----- Records for this exercise

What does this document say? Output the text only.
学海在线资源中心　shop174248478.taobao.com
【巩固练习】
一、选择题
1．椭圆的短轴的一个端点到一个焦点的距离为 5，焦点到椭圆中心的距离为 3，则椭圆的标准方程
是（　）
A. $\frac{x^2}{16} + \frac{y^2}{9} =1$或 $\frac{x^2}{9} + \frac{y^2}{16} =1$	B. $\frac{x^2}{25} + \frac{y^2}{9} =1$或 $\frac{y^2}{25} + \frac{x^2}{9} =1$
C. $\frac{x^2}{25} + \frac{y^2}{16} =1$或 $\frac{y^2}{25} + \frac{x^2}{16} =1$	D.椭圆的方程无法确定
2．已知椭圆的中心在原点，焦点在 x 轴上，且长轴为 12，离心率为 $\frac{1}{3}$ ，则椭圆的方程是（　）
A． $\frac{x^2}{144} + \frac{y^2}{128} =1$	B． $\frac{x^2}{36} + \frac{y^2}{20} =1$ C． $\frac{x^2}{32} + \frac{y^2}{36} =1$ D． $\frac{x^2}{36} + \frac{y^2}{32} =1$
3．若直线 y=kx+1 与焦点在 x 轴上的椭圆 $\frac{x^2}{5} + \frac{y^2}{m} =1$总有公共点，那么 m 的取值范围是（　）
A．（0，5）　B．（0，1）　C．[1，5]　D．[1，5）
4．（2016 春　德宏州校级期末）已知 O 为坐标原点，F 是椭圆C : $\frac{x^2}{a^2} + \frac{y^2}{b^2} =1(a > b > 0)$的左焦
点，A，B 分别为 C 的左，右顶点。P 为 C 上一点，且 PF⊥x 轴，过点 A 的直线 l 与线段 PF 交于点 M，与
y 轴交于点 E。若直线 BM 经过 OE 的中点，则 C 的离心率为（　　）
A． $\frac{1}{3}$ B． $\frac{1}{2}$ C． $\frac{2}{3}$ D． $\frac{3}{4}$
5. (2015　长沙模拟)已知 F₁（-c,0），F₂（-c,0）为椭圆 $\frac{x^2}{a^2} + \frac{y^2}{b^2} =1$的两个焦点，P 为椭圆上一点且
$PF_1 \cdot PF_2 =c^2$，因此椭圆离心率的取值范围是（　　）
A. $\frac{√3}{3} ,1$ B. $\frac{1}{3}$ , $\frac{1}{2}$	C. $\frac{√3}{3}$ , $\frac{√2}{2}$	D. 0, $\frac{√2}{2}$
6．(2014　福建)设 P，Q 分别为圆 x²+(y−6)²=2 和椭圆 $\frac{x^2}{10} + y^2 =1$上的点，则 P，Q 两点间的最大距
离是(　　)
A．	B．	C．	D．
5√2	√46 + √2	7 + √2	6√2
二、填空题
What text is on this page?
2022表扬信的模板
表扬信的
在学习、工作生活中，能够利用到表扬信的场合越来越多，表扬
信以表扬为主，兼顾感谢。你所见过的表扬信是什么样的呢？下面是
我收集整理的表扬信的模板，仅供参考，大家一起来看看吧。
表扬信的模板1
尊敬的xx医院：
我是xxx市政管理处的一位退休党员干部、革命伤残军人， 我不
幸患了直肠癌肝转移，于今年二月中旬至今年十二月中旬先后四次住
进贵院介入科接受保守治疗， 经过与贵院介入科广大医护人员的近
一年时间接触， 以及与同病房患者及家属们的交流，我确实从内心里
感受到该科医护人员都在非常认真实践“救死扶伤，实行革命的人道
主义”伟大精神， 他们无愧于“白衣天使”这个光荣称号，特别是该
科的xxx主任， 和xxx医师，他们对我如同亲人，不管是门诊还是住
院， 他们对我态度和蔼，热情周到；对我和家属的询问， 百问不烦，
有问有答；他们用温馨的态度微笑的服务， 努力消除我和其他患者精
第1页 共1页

----------

Reproduce the listing shown above in its entirety, exactly.

● Result:
What does this document say? Output the text only.
学海在线资源中心　shop174248478.taobao.com
【巩固练习】
一、选择题
1．椭圆的短轴的一个端点到一个焦点的距离为 5，焦点到椭圆中心的距离为 3，则椭圆的标准方程
是（　）
A. $\frac{x^2}{16} + \frac{y^2}{9} =1$或 $\frac{x^2}{9} + \frac{y^2}{16} =1$	B. $\frac{x^2}{25} + \frac{y^2}{9} =1$或 $\frac{y^2}{25} + \frac{x^2}{9} =1$
C. $\frac{x^2}{25} + \frac{y^2}{16} =1$或 $\frac{y^2}{25} + \frac{x^2}{16} =1$	D.椭圆的方程无法确定
2．已知椭圆的中心在原点，焦点在 x 轴上，且长轴为 12，离心率为 $\frac{1}{3}$ ，则椭圆的方程是（　）
A． $\frac{x^2}{144} + \frac{y^2}{128} =1$	B． $\frac{x^2}{36} + \frac{y^2}{20} =1$ C． $\frac{x^2}{32} + \frac{y^2}{36} =1$ D． $\frac{x^2}{36} + \frac{y^2}{32} =1$
3．若直线 y=kx+1 与焦点在 x 轴上的椭圆 $\frac{x^2}{5} + \frac{y^2}{m} =1$总有公共点，那么 m 的取值范围是（　）
A．（0，5）　B．（0，1）　C．[1，5]　D．[1，5）
4．（2016 春　德宏州校级期末）已知 O 为坐标原点，F 是椭圆C : $\frac{x^2}{a^2} + \frac{y^2}{b^2} =1(a > b > 0)$的左焦
点，A，B 分别为 C 的左，右顶点。P 为 C 上一点，且 PF⊥x 轴，过点 A 的直线 l 与线段 PF 交于点 M，与
y 轴交于点 E。若直线 BM 经过 OE 的中点，则 C 的离心率为（　　）
A． $\frac{1}{3}$ B． $\frac{1}{2}$ C． $\frac{2}{3}$ D． $\frac{3}{4}$
5. (2015　长沙模拟)已知 F₁（-c,0），F₂（-c,0）为椭圆 $\frac{x^2}{a^2} + \frac{y^2}{b^2} =1$的两个焦点，P 为椭圆上一点且
$PF_1 \cdot PF_2 =c^2$，因此椭圆离心率的取值范围是（　　）
A. $\frac{√3}{3} ,1$ B. $\frac{1}{3}$ , $\frac{1}{2}$	C. $\frac{√3}{3}$ , $\frac{√2}{2}$	D. 0, $\frac{√2}{2}$
6．(2014　福建)设 P，Q 分别为圆 x²+(y−6)²=2 和椭圆 $\frac{x^2}{10} + y^2 =1$上的点，则 P，Q 两点间的最大距
离是(　　)
A．	B．	C．	D．
5√2	√46 + √2	7 + √2	6√2
二、填空题
What text is on this page?
2022表扬信的模板
表扬信的
在学习、工作生活中，能够利用到表扬信的场合越来越多，表扬
信以表扬为主，兼顾感谢。你所见过的表扬信是什么样的呢？下面是
我收集整理的表扬信的模板，仅供参考，大家一起来看看吧。
表扬信的模板1
尊敬的xx医院：
我是xxx市政管理处的一位退休党员干部、革命伤残军人， 我不
幸患了直肠癌肝转移，于今年二月中旬至今年十二月中旬先后四次住
进贵院介入科接受保守治疗， 经过与贵院介入科广大医护人员的近
一年时间接触， 以及与同病房患者及家属们的交流，我确实从内心里
感受到该科医护人员都在非常认真实践“救死扶伤，实行革命的人道
主义”伟大精神， 他们无愧于“白衣天使”这个光荣称号，特别是该
科的xxx主任， 和xxx医师，他们对我如同亲人，不管是门诊还是住
院， 他们对我态度和蔼，热情周到；对我和家属的询问， 百问不烦，
有问有答；他们用温馨的态度微笑的服务， 努力消除我和其他患者精
第1页 共1页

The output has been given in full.